======== Dataset extract

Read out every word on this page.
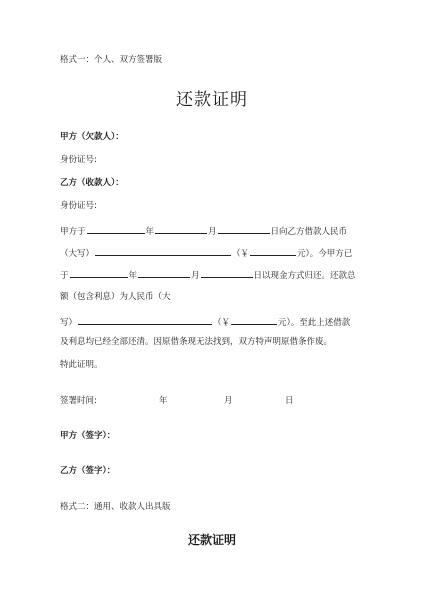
格式一：个人、双方签署版
还款证明
甲方（欠款人）：
身份证号:
乙方（收款人）：
身份证号:
甲方于	年	月	日向乙方借款人民币
（大写）	（￥	元）。今甲方已
于	年	月	日以现金方式归还。还款总
额（包含利息）为人民币（大
写）	（￥	元）。至此上述借款
及利息均已经全部还清。因原借条现无法找到，双方特声明原借条作废。
特此证明。
签署时间:	年	月	日
甲方（签字）：
乙方（签字）：
格式二：通用、收款人出具版
还款证明
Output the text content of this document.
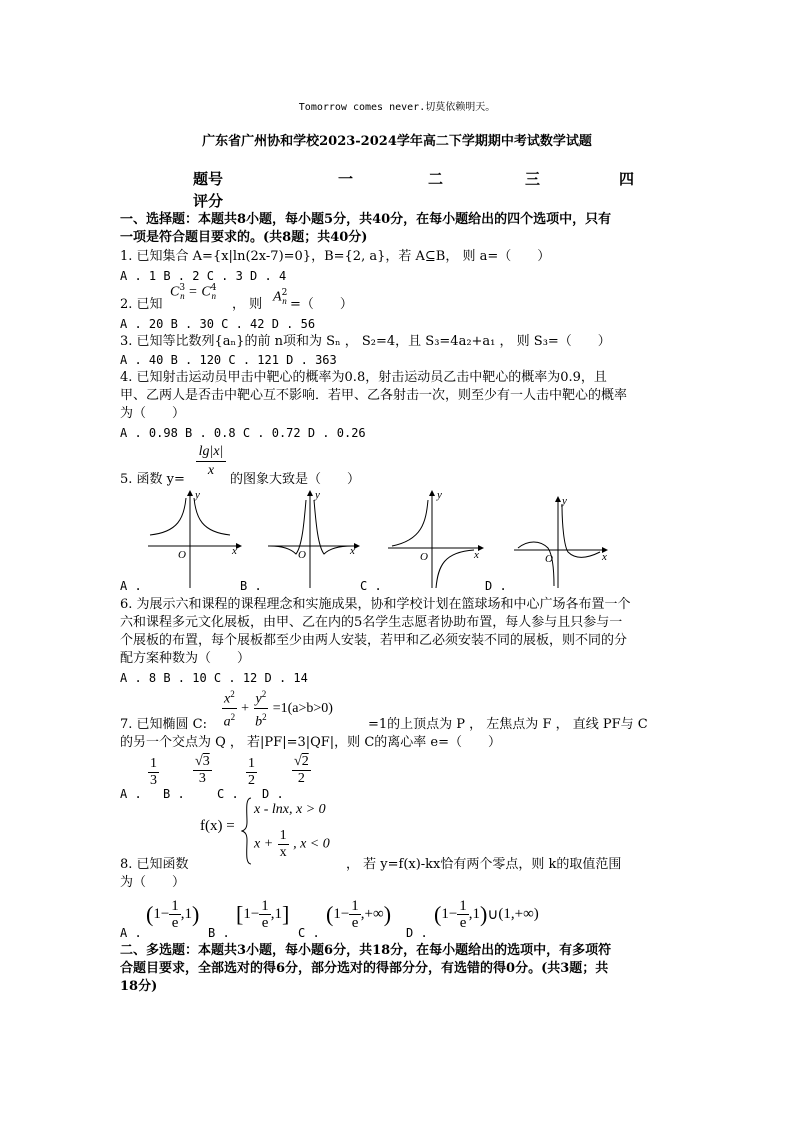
Tomorrow comes never.切莫依赖明天。
广东省广州协和学校2023-2024学年高二下学期期中考试数学试题
题号	一	二	三	四
评分
一、选择题：本题共8小题，每小题5分，共40分，在每小题给出的四个选项中，只有
一项是符合题目要求的。(共8题；共40分)
1. 已知集合 A={x|ln(2x-7)=0}，B={2, a}，若 A⊆B， 则 a=（　　）
A . 1 B . 2 C . 3 D . 4
2. 已知
$C^3_n = C^4_n$
， 则 $A^2_n$ =（　　）
A . 20 B . 30 C . 42 D . 56
3. 已知等比数列{aₙ}的前 n项和为 Sₙ ， S₂=4，且 S₃=4a₂+a₁ ， 则 S₃=（　　）
A . 40 B . 120 C . 121 D . 363
4. 已知射击运动员甲击中靶心的概率为0.8，射击运动员乙击中靶心的概率为0.9，且
甲、乙两人是否击中靶心互不影响．若甲、乙各射击一次，则至少有一人击中靶心的概率
为（　　）
A . 0.98 B . 0.8 C . 0.72 D . 0.26
5. 函数 $y= \frac{\lg|x|}{x}$ 的图象大致是（　　）
y
x
O
y
x
O
y
x
O
y
x
O
A .	B .	C .	D .
6. 为展示六和课程的课程理念和实施成果，协和学校计划在篮球场和中心广场各布置一个
六和课程多元文化展板，由甲、乙在内的5名学生志愿者协助布置，每人参与且只参与一
个展板的布置，每个展板都至少由两人安装，若甲和乙必须安装不同的展板，则不同的分
配方案种数为（　　）
A . 8 B . 10 C . 12 D . 14
$\frac{x^2}{a^2} + \frac{y^2}{b^2} =1(a>b>0)$
7. 已知椭圆 C:	=1的上顶点为 P ， 左焦点为 F ， 直线 PF与 C
的另一个交点为 Q ， 若|PF|=3|QF|，则 C的离心率 e=（　　）
A .
$\frac{1}{3}$
B .
$\frac{√3}{3}$
C .
$\frac{1}{2}$
D .
$\frac{√2}{2}$
f(x) =
x - lnx, x > 0
$x + \frac{1}{x}$ , x < 0
8. 已知函数	， 若 y=f(x)-kx恰有两个零点，则 k的取值范围
为（　　）
A .
$(1- \frac{1}{e} ,1)$
B .
$[1- \frac{1}{e} ,1]$
C .
($1- \frac{1}{e}$ ,+∞)
D .
($1- \frac{1}{e}$ ,1)∪(1,+∞)
二、多选题：本题共3小题，每小题6分，共18分，在每小题给出的选项中，有多项符
合题目要求，全部选对的得6分，部分选对的得部分分，有选错的得0分。(共3题；共
18分)
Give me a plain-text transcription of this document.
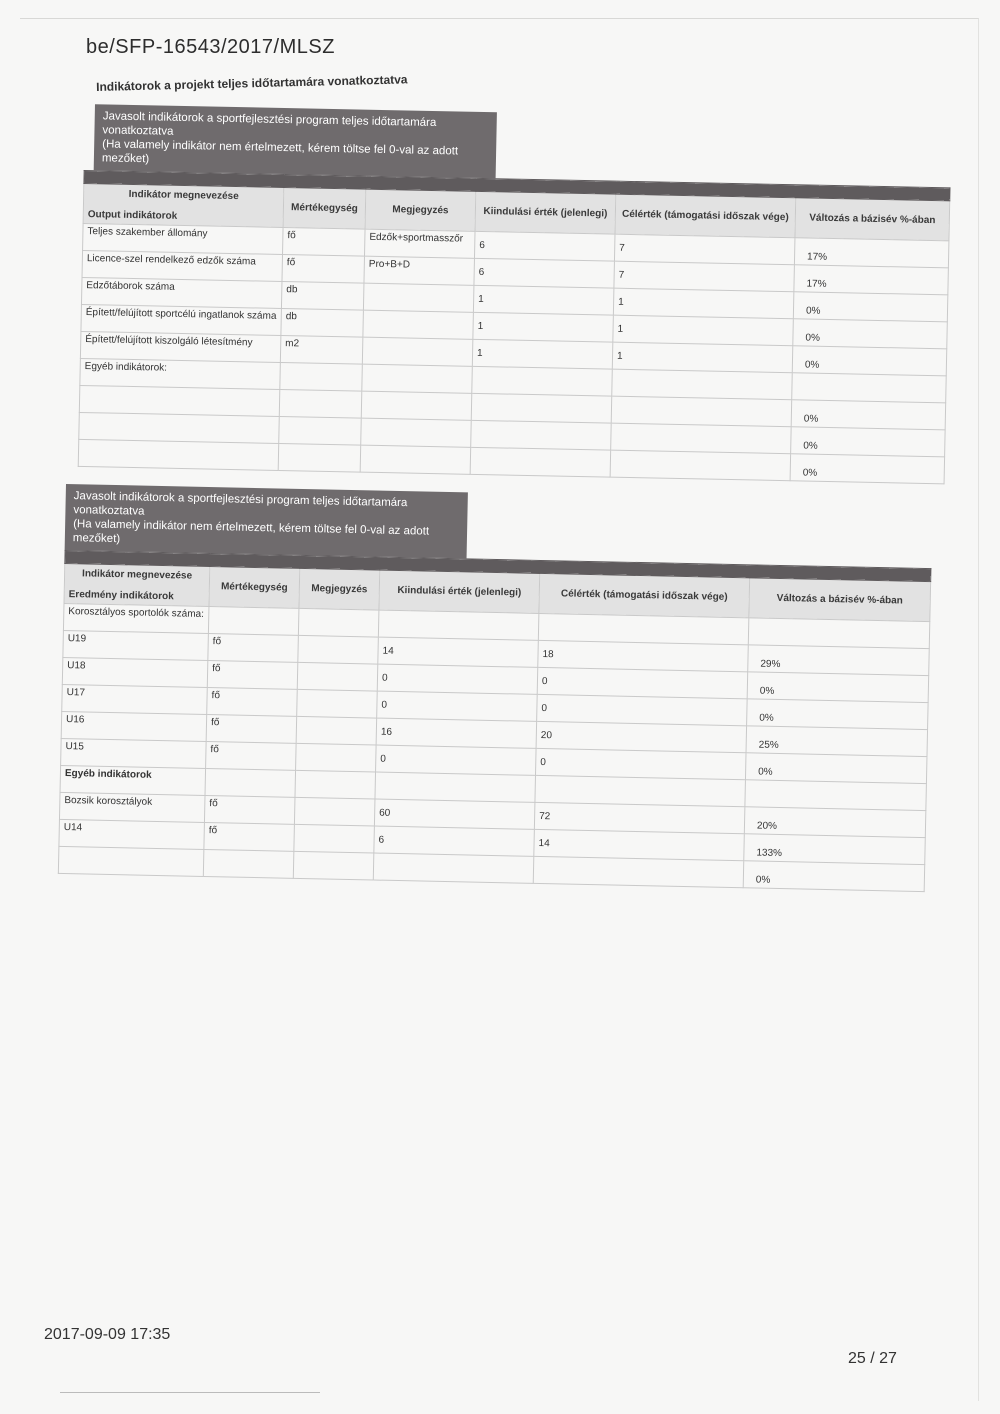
be/SFP-16543/2017/MLSZ
Indikátorok a projekt teljes időtartamára vonatkoztatva
Javasolt indikátorok a sportfejlesztési program teljes időtartamára vonatkoztatva
(Ha valamely indikátor nem értelmezett, kérem töltse fel 0-val az adott mezőket)

Indikátor megnevezése
Output indikátorok	Mértékegység	Megjegyzés	Kiindulási érték (jelenlegi)	Célérték (támogatási időszak vége)	Változás a bázisév %-ában
Teljes szakember állomány	fő	Edzők+sportmasszőr	6	7	17%
Licence-szel rendelkező edzők száma	fő	Pro+B+D	6	7	17%
Edzőtáborok száma	db		1	1	0%
Épített/felújított sportcélú ingatlanok száma	db		1	1	0%
Épített/felújított kiszolgáló létesítmény	m2		1	1	0%
Egyéb indikátorok:					
					0%
					0%
					0%
Javasolt indikátorok a sportfejlesztési program teljes időtartamára vonatkoztatva
(Ha valamely indikátor nem értelmezett, kérem töltse fel 0-val az adott mezőket)

Indikátor megnevezése
Eredmény indikátorok	Mértékegység	Megjegyzés	Kiindulási érték (jelenlegi)	Célérték (támogatási időszak vége)	Változás a bázisév %-ában
Korosztályos sportolók száma:					
U19	fő		14	18	29%
U18	fő		0	0	0%
U17	fő		0	0	0%
U16	fő		16	20	25%
U15	fő		0	0	0%
Egyéb indikátorok					
Bozsik korosztályok	fő		60	72	20%
U14	fő		6	14	133%
					0%
2017-09-09 17:35
25 / 27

================

#### [Challenge]
Say, as a single number and nothing more, how many lines of the entries contain the word "Célérték".

#### [Solution to the problem]
2